[Start of Information given]

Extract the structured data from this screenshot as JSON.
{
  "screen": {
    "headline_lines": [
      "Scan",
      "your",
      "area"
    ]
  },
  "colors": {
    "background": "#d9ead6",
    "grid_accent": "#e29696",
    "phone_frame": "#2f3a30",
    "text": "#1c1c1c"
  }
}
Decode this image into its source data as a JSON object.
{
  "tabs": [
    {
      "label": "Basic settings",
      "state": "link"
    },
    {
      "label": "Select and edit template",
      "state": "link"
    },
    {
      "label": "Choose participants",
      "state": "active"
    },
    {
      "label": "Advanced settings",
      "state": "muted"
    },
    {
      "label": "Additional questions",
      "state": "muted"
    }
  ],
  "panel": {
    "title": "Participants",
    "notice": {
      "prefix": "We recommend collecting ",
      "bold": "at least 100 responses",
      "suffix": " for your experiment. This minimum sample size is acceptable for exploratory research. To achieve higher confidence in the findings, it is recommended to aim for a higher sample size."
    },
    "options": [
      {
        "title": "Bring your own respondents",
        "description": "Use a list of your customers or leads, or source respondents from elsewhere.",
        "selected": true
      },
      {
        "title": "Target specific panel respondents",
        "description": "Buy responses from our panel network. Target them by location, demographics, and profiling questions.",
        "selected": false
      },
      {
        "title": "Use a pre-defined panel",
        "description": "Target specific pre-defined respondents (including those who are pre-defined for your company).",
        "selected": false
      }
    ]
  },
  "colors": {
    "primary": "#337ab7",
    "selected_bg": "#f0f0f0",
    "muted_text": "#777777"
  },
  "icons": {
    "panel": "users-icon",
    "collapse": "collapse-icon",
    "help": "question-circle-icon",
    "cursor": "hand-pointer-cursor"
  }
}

[End of Information given]

**Your instructions**
Repeat the material above in full, keeping every word.

**Correct answer**
Extract the structured data from this screenshot as JSON.
{
  "screen": {
    "headline_lines": [
      "Scan",
      "your",
      "area"
    ]
  },
  "colors": {
    "background": "#d9ead6",
    "grid_accent": "#e29696",
    "phone_frame": "#2f3a30",
    "text": "#1c1c1c"
  }
}
Decode this image into its source data as a JSON object.
{
  "tabs": [
    {
      "label": "Basic settings",
      "state": "link"
    },
    {
      "label": "Select and edit template",
      "state": "link"
    },
    {
      "label": "Choose participants",
      "state": "active"
    },
    {
      "label": "Advanced settings",
      "state": "muted"
    },
    {
      "label": "Additional questions",
      "state": "muted"
    }
  ],
  "panel": {
    "title": "Participants",
    "notice": {
      "prefix": "We recommend collecting ",
      "bold": "at least 100 responses",
      "suffix": " for your experiment. This minimum sample size is acceptable for exploratory research. To achieve higher confidence in the findings, it is recommended to aim for a higher sample size."
    },
    "options": [
      {
        "title": "Bring your own respondents",
        "description": "Use a list of your customers or leads, or source respondents from elsewhere.",
        "selected": true
      },
      {
        "title": "Target specific panel respondents",
        "description": "Buy responses from our panel network. Target them by location, demographics, and profiling questions.",
        "selected": false
      },
      {
        "title": "Use a pre-defined panel",
        "description": "Target specific pre-defined respondents (including those who are pre-defined for your company).",
        "selected": false
      }
    ]
  },
  "colors": {
    "primary": "#337ab7",
    "selected_bg": "#f0f0f0",
    "muted_text": "#777777"
  },
  "icons": {
    "panel": "users-icon",
    "collapse": "collapse-icon",
    "help": "question-circle-icon",
    "cursor": "hand-pointer-cursor"
  }
}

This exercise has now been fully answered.